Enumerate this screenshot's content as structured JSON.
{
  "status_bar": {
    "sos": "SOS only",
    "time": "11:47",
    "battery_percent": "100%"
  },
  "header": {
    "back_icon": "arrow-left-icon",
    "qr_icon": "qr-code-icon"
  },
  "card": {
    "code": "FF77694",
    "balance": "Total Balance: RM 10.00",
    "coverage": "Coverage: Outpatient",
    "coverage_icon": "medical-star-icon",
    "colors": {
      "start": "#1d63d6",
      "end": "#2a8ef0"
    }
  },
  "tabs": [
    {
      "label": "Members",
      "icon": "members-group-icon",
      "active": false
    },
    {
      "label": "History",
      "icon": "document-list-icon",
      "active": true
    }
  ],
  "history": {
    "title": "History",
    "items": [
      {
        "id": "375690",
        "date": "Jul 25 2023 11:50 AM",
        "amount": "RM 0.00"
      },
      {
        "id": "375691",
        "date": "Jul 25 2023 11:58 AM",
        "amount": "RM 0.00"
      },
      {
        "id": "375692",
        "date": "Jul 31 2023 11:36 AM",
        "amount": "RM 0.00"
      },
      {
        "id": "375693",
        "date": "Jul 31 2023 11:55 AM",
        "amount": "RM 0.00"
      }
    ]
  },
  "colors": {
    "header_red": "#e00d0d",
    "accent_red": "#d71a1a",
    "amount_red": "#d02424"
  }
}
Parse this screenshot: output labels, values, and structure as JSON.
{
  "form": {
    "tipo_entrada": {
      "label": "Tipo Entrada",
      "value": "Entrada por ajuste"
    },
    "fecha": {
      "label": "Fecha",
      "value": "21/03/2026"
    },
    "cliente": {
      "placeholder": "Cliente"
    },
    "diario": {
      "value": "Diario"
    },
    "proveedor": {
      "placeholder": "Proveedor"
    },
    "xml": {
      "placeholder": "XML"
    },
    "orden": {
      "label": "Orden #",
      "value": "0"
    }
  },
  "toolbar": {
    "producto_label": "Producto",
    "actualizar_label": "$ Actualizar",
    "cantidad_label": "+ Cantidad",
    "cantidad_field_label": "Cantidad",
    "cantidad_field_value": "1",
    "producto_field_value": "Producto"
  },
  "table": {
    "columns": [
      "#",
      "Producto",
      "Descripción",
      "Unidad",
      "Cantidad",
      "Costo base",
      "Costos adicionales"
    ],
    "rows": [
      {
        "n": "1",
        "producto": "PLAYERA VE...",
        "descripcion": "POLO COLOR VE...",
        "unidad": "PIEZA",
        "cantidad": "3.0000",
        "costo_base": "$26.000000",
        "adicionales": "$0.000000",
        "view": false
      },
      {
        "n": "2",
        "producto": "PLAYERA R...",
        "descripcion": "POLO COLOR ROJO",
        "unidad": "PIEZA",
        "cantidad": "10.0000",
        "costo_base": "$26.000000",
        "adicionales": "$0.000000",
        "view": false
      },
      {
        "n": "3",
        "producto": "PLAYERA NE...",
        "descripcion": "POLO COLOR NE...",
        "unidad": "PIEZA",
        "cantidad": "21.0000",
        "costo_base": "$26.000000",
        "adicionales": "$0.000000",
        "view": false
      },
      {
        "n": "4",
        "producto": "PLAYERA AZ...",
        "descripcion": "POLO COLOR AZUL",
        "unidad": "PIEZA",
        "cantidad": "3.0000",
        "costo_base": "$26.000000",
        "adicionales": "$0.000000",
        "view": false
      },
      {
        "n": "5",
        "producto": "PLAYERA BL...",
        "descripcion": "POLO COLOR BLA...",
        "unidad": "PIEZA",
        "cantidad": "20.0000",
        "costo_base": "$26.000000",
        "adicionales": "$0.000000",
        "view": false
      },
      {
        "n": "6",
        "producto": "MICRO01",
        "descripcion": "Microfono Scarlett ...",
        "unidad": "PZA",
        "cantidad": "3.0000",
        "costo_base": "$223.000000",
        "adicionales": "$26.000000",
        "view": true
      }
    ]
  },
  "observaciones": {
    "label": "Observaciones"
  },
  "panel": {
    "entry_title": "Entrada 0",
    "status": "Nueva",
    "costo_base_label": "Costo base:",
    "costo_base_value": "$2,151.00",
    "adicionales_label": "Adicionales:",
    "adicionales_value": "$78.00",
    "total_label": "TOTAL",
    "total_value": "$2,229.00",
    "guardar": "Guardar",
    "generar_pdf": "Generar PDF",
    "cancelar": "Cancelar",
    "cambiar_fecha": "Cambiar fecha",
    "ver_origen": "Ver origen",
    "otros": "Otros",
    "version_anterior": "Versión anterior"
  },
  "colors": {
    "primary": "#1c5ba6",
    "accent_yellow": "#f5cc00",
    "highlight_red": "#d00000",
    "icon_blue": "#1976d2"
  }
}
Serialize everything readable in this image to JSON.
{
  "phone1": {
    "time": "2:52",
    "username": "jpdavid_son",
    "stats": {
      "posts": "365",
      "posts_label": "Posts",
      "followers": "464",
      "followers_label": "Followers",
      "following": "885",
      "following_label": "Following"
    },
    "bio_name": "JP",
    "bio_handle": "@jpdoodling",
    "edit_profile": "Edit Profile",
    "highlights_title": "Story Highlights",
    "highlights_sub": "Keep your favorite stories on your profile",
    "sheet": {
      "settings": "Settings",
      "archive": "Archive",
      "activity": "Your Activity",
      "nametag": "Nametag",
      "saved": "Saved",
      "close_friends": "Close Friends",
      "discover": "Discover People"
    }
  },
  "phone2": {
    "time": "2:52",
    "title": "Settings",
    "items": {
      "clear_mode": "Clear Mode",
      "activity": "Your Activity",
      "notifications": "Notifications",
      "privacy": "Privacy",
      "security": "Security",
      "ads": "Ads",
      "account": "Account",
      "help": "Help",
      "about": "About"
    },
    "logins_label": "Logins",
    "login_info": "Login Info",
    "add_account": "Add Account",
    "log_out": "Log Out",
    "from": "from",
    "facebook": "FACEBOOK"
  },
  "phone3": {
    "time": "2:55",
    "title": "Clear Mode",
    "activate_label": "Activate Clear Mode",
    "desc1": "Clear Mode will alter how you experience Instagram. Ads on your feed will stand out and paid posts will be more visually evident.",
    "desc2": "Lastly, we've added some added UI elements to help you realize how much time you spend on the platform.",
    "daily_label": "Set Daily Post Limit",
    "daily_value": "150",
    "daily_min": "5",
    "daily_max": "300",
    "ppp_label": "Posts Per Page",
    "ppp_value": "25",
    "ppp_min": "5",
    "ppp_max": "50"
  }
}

§ Directions
Here, the records must be output exactly and in full.

§ Reply
Enumerate this screenshot's content as structured JSON.
{
  "status_bar": {
    "sos": "SOS only",
    "time": "11:47",
    "battery_percent": "100%"
  },
  "header": {
    "back_icon": "arrow-left-icon",
    "qr_icon": "qr-code-icon"
  },
  "card": {
    "code": "FF77694",
    "balance": "Total Balance: RM 10.00",
    "coverage": "Coverage: Outpatient",
    "coverage_icon": "medical-star-icon",
    "colors": {
      "start": "#1d63d6",
      "end": "#2a8ef0"
    }
  },
  "tabs": [
    {
      "label": "Members",
      "icon": "members-group-icon",
      "active": false
    },
    {
      "label": "History",
      "icon": "document-list-icon",
      "active": true
    }
  ],
  "history": {
    "title": "History",
    "items": [
      {
        "id": "375690",
        "date": "Jul 25 2023 11:50 AM",
        "amount": "RM 0.00"
      },
      {
        "id": "375691",
        "date": "Jul 25 2023 11:58 AM",
        "amount": "RM 0.00"
      },
      {
        "id": "375692",
        "date": "Jul 31 2023 11:36 AM",
        "amount": "RM 0.00"
      },
      {
        "id": "375693",
        "date": "Jul 31 2023 11:55 AM",
        "amount": "RM 0.00"
      }
    ]
  },
  "colors": {
    "header_red": "#e00d0d",
    "accent_red": "#d71a1a",
    "amount_red": "#d02424"
  }
}
Parse this screenshot: output labels, values, and structure as JSON.
{
  "form": {
    "tipo_entrada": {
      "label": "Tipo Entrada",
      "value": "Entrada por ajuste"
    },
    "fecha": {
      "label": "Fecha",
      "value": "21/03/2026"
    },
    "cliente": {
      "placeholder": "Cliente"
    },
    "diario": {
      "value": "Diario"
    },
    "proveedor": {
      "placeholder": "Proveedor"
    },
    "xml": {
      "placeholder": "XML"
    },
    "orden": {
      "label": "Orden #",
      "value": "0"
    }
  },
  "toolbar": {
    "producto_label": "Producto",
    "actualizar_label": "$ Actualizar",
    "cantidad_label": "+ Cantidad",
    "cantidad_field_label": "Cantidad",
    "cantidad_field_value": "1",
    "producto_field_value": "Producto"
  },
  "table": {
    "columns": [
      "#",
      "Producto",
      "Descripción",
      "Unidad",
      "Cantidad",
      "Costo base",
      "Costos adicionales"
    ],
    "rows": [
      {
        "n": "1",
        "producto": "PLAYERA VE...",
        "descripcion": "POLO COLOR VE...",
        "unidad": "PIEZA",
        "cantidad": "3.0000",
        "costo_base": "$26.000000",
        "adicionales": "$0.000000",
        "view": false
      },
      {
        "n": "2",
        "producto": "PLAYERA R...",
        "descripcion": "POLO COLOR ROJO",
        "unidad": "PIEZA",
        "cantidad": "10.0000",
        "costo_base": "$26.000000",
        "adicionales": "$0.000000",
        "view": false
      },
      {
        "n": "3",
        "producto": "PLAYERA NE...",
        "descripcion": "POLO COLOR NE...",
        "unidad": "PIEZA",
        "cantidad": "21.0000",
        "costo_base": "$26.000000",
        "adicionales": "$0.000000",
        "view": false
      },
      {
        "n": "4",
        "producto": "PLAYERA AZ...",
        "descripcion": "POLO COLOR AZUL",
        "unidad": "PIEZA",
        "cantidad": "3.0000",
        "costo_base": "$26.000000",
        "adicionales": "$0.000000",
        "view": false
      },
      {
        "n": "5",
        "producto": "PLAYERA BL...",
        "descripcion": "POLO COLOR BLA...",
        "unidad": "PIEZA",
        "cantidad": "20.0000",
        "costo_base": "$26.000000",
        "adicionales": "$0.000000",
        "view": false
      },
      {
        "n": "6",
        "producto": "MICRO01",
        "descripcion": "Microfono Scarlett ...",
        "unidad": "PZA",
        "cantidad": "3.0000",
        "costo_base": "$223.000000",
        "adicionales": "$26.000000",
        "view": true
      }
    ]
  },
  "observaciones": {
    "label": "Observaciones"
  },
  "panel": {
    "entry_title": "Entrada 0",
    "status": "Nueva",
    "costo_base_label": "Costo base:",
    "costo_base_value": "$2,151.00",
    "adicionales_label": "Adicionales:",
    "adicionales_value": "$78.00",
    "total_label": "TOTAL",
    "total_value": "$2,229.00",
    "guardar": "Guardar",
    "generar_pdf": "Generar PDF",
    "cancelar": "Cancelar",
    "cambiar_fecha": "Cambiar fecha",
    "ver_origen": "Ver origen",
    "otros": "Otros",
    "version_anterior": "Versión anterior"
  },
  "colors": {
    "primary": "#1c5ba6",
    "accent_yellow": "#f5cc00",
    "highlight_red": "#d00000",
    "icon_blue": "#1976d2"
  }
}
Serialize everything readable in this image to JSON.
{
  "phone1": {
    "time": "2:52",
    "username": "jpdavid_son",
    "stats": {
      "posts": "365",
      "posts_label": "Posts",
      "followers": "464",
      "followers_label": "Followers",
      "following": "885",
      "following_label": "Following"
    },
    "bio_name": "JP",
    "bio_handle": "@jpdoodling",
    "edit_profile": "Edit Profile",
    "highlights_title": "Story Highlights",
    "highlights_sub": "Keep your favorite stories on your profile",
    "sheet": {
      "settings": "Settings",
      "archive": "Archive",
      "activity": "Your Activity",
      "nametag": "Nametag",
      "saved": "Saved",
      "close_friends": "Close Friends",
      "discover": "Discover People"
    }
  },
  "phone2": {
    "time": "2:52",
    "title": "Settings",
    "items": {
      "clear_mode": "Clear Mode",
      "activity": "Your Activity",
      "notifications": "Notifications",
      "privacy": "Privacy",
      "security": "Security",
      "ads": "Ads",
      "account": "Account",
      "help": "Help",
      "about": "About"
    },
    "logins_label": "Logins",
    "login_info": "Login Info",
    "add_account": "Add Account",
    "log_out": "Log Out",
    "from": "from",
    "facebook": "FACEBOOK"
  },
  "phone3": {
    "time": "2:55",
    "title": "Clear Mode",
    "activate_label": "Activate Clear Mode",
    "desc1": "Clear Mode will alter how you experience Instagram. Ads on your feed will stand out and paid posts will be more visually evident.",
    "desc2": "Lastly, we've added some added UI elements to help you realize how much time you spend on the platform.",
    "daily_label": "Set Daily Post Limit",
    "daily_value": "150",
    "daily_min": "5",
    "daily_max": "300",
    "ppp_label": "Posts Per Page",
    "ppp_value": "25",
    "ppp_min": "5",
    "ppp_max": "50"
  }
}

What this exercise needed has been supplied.